Copy the material below word for word, from its first line through the line that contains "site-footer-bar: Design by: RAC".
— Begin DATASET EXTRACT —
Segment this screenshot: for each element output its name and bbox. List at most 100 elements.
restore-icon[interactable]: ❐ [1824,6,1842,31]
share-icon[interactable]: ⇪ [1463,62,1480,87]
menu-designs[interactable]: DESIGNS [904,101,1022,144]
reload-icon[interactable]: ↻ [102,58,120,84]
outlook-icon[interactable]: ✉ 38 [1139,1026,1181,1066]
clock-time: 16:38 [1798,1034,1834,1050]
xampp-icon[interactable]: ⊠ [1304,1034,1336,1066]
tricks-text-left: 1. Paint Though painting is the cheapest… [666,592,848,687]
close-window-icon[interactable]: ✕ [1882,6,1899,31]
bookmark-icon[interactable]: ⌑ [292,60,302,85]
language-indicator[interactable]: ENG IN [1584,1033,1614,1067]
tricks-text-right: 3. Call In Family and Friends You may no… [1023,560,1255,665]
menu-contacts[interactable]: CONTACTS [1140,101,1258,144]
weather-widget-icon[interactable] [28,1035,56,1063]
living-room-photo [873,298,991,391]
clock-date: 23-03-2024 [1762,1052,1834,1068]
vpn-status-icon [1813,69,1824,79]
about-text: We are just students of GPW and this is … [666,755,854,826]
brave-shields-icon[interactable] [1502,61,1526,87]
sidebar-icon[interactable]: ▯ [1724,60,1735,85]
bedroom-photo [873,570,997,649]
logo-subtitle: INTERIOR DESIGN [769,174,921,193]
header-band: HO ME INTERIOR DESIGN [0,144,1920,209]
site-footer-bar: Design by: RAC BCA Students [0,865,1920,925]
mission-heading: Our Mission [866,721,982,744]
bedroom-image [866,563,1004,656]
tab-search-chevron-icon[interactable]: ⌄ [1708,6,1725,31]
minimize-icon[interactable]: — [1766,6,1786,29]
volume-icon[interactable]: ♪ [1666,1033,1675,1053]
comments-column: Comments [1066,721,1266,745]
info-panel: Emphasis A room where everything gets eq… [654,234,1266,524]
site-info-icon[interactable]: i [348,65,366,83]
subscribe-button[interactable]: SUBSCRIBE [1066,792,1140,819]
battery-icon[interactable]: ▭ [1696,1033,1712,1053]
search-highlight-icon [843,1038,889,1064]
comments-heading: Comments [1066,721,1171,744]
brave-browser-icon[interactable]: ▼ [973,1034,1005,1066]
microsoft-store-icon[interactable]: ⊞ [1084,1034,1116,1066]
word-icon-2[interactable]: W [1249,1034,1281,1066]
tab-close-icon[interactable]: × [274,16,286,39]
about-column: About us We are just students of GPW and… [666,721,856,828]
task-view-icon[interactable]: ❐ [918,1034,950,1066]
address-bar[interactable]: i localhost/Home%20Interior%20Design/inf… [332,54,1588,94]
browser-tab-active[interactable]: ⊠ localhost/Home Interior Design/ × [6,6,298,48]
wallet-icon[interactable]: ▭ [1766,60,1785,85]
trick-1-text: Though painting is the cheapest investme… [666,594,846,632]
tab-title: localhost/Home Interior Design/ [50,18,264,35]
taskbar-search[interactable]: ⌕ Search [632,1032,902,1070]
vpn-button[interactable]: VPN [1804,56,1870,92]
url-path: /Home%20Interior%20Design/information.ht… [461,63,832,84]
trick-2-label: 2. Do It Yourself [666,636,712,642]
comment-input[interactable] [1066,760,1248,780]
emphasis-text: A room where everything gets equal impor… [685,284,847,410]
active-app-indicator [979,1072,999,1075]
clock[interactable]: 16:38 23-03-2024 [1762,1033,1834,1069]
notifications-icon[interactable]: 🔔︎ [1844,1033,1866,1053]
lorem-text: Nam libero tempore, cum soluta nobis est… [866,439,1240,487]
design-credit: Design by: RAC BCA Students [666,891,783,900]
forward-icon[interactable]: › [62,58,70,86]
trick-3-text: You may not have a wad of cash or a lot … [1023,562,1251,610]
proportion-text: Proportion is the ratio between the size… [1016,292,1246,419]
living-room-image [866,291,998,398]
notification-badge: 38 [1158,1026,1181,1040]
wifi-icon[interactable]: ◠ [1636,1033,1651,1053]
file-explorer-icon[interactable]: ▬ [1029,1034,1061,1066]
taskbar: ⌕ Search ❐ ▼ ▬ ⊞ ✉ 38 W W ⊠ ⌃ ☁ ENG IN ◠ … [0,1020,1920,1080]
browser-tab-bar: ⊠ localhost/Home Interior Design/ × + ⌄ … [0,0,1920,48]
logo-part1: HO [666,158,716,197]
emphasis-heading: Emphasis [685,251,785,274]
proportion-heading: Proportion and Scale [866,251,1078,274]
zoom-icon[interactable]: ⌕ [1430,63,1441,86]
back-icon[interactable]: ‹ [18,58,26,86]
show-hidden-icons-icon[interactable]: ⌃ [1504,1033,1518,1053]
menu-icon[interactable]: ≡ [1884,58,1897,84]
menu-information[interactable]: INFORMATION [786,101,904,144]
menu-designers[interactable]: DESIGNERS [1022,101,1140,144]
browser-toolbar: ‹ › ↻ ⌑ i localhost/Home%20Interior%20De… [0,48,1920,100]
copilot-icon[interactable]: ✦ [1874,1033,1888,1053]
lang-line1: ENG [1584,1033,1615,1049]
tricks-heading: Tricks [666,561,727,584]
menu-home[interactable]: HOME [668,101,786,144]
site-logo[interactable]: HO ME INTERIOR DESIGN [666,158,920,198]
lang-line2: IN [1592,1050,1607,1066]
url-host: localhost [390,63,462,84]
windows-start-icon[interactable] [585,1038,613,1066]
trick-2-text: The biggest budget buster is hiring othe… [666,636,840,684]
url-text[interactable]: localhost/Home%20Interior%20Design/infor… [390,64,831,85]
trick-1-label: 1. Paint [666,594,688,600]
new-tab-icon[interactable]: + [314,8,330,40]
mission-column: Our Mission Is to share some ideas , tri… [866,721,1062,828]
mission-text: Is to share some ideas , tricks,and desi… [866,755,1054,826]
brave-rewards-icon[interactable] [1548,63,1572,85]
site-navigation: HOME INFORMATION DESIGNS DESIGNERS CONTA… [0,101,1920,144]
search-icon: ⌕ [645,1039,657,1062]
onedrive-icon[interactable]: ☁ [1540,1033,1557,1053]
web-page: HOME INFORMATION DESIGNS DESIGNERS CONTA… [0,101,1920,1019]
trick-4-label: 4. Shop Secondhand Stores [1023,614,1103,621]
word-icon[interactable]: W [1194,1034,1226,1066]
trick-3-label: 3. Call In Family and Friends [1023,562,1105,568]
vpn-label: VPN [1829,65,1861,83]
— End DATASET EXTRACT —
◆ **FINISHED ANSWER**
Segment this screenshot: for each element output its name and bbox. List at most 100 elements.
restore-icon[interactable]: ❐ [1824,6,1842,31]
share-icon[interactable]: ⇪ [1463,62,1480,87]
menu-designs[interactable]: DESIGNS [904,101,1022,144]
reload-icon[interactable]: ↻ [102,58,120,84]
outlook-icon[interactable]: ✉ 38 [1139,1026,1181,1066]
clock-time: 16:38 [1798,1034,1834,1050]
xampp-icon[interactable]: ⊠ [1304,1034,1336,1066]
tricks-text-left: 1. Paint Though painting is the cheapest… [666,592,848,687]
close-window-icon[interactable]: ✕ [1882,6,1899,31]
bookmark-icon[interactable]: ⌑ [292,60,302,85]
language-indicator[interactable]: ENG IN [1584,1033,1614,1067]
tricks-text-right: 3. Call In Family and Friends You may no… [1023,560,1255,665]
menu-contacts[interactable]: CONTACTS [1140,101,1258,144]
weather-widget-icon[interactable] [28,1035,56,1063]
living-room-photo [873,298,991,391]
clock-date: 23-03-2024 [1762,1052,1834,1068]
vpn-status-icon [1813,69,1824,79]
about-text: We are just students of GPW and this is … [666,755,854,826]
brave-shields-icon[interactable] [1502,61,1526,87]
sidebar-icon[interactable]: ▯ [1724,60,1735,85]
bedroom-photo [873,570,997,649]
logo-subtitle: INTERIOR DESIGN [769,174,921,193]
header-band: HO ME INTERIOR DESIGN [0,144,1920,209]
site-footer-bar: Design by: RAC BCA Students [0,865,1920,925]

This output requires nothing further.